**WHAT TO DO**
Filter the records below down to lines containing "أولا".

[Stored data entries]
┄┄┄┄┄┄┄┄┄┄┄┄┄┄┄┄┄┄┄┄

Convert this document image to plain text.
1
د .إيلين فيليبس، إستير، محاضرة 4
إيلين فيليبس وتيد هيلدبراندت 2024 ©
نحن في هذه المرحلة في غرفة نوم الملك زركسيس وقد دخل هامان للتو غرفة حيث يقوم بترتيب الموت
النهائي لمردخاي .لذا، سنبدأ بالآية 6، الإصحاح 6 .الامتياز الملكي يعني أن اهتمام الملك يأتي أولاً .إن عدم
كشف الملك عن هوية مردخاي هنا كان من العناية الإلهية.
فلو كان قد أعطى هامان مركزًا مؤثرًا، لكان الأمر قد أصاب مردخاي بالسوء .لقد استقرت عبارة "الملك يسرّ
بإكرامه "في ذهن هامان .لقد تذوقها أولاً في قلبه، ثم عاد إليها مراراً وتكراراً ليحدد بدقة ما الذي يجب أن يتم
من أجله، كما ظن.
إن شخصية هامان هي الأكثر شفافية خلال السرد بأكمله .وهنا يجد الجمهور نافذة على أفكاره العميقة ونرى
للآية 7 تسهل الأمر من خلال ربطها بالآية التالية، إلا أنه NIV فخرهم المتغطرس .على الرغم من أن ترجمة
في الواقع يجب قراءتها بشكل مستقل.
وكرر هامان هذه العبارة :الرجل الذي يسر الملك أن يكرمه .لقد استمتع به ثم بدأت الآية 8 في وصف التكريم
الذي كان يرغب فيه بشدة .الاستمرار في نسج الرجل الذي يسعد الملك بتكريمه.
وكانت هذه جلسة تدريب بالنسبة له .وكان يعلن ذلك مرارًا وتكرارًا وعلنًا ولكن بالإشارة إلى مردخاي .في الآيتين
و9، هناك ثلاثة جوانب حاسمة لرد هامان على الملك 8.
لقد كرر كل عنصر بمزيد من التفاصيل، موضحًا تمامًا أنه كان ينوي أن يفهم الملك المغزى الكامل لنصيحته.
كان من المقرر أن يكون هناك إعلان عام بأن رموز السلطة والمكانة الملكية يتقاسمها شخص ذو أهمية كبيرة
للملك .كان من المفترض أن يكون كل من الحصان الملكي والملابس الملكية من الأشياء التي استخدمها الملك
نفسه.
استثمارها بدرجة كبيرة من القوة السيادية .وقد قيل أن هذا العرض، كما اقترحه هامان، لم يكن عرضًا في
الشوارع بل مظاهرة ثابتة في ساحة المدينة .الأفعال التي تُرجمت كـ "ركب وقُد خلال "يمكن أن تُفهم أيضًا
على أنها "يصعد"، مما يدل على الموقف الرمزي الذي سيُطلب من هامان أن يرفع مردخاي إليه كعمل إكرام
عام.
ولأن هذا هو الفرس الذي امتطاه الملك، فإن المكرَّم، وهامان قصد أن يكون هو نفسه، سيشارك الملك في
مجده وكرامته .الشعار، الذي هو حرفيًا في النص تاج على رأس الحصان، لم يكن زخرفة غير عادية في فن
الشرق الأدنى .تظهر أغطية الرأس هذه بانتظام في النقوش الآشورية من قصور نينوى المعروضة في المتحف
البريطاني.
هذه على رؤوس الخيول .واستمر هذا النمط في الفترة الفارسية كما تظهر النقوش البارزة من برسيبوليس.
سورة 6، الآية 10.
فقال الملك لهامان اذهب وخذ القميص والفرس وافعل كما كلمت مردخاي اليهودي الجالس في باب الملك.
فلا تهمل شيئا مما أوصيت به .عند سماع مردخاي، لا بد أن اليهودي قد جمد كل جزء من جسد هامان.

┄┄┄┄┄┄┄┄┄┄┄┄┄┄┄┄┄┄┄┄

**RESULT OF THE TASK**
النهائي لمردخاي .لذا، سنبدأ بالآية 6، الإصحاح 6 .الامتياز الملكي يعني أن اهتمام الملك يأتي أولاً .إن عدم
بإكرامه "في ذهن هامان .لقد تذوقها أولاً في قلبه، ثم عاد إليها مراراً وتكراراً ليحدد بدقة ما الذي يجب أن يتم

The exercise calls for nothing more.